§ Request
Below is a block of records; repeat all of them exactly.
## START Record list
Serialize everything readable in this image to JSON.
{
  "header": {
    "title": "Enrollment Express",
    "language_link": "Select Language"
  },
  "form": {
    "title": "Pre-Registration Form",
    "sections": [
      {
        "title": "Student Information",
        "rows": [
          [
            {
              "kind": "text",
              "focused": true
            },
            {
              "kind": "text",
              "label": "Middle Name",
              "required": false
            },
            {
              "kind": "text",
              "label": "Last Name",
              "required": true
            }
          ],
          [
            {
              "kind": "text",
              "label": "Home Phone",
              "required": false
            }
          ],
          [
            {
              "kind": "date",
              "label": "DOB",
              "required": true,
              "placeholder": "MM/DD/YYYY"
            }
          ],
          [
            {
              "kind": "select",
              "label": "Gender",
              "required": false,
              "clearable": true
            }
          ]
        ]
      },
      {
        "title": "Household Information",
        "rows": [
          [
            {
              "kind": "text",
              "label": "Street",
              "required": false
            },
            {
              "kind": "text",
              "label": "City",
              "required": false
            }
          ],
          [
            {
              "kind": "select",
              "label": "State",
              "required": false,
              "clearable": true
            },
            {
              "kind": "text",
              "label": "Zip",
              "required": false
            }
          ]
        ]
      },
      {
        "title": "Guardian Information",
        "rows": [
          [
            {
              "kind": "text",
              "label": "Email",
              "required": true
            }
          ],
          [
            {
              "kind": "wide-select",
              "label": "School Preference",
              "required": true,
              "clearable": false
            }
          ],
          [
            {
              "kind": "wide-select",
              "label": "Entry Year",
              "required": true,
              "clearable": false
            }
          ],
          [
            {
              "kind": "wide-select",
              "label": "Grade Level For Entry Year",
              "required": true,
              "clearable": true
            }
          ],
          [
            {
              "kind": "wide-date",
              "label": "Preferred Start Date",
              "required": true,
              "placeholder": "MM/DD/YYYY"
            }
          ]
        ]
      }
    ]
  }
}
## END Record list
§ Result of this exercise
Serialize everything readable in this image to JSON.
{
  "header": {
    "title": "Enrollment Express",
    "language_link": "Select Language"
  },
  "form": {
    "title": "Pre-Registration Form",
    "sections": [
      {
        "title": "Student Information",
        "rows": [
          [
            {
              "kind": "text",
              "focused": true
            },
            {
              "kind": "text",
              "label": "Middle Name",
              "required": false
            },
            {
              "kind": "text",
              "label": "Last Name",
              "required": true
            }
          ],
          [
            {
              "kind": "text",
              "label": "Home Phone",
              "required": false
            }
          ],
          [
            {
              "kind": "date",
              "label": "DOB",
              "required": true,
              "placeholder": "MM/DD/YYYY"
            }
          ],
          [
            {
              "kind": "select",
              "label": "Gender",
              "required": false,
              "clearable": true
            }
          ]
        ]
      },
      {
        "title": "Household Information",
        "rows": [
          [
            {
              "kind": "text",
              "label": "Street",
              "required": false
            },
            {
              "kind": "text",
              "label": "City",
              "required": false
            }
          ],
          [
            {
              "kind": "select",
              "label": "State",
              "required": false,
              "clearable": true
            },
            {
              "kind": "text",
              "label": "Zip",
              "required": false
            }
          ]
        ]
      },
      {
        "title": "Guardian Information",
        "rows": [
          [
            {
              "kind": "text",
              "label": "Email",
              "required": true
            }
          ],
          [
            {
              "kind": "wide-select",
              "label": "School Preference",
              "required": true,
              "clearable": false
            }
          ],
          [
            {
              "kind": "wide-select",
              "label": "Entry Year",
              "required": true,
              "clearable": false
            }
          ],
          [
            {
              "kind": "wide-select",
              "label": "Grade Level For Entry Year",
              "required": true,
              "clearable": true
            }
          ],
          [
            {
              "kind": "wide-date",
              "label": "Preferred Start Date",
              "required": true,
              "placeholder": "MM/DD/YYYY"
            }
          ]
        ]
      }
    ]
  }
}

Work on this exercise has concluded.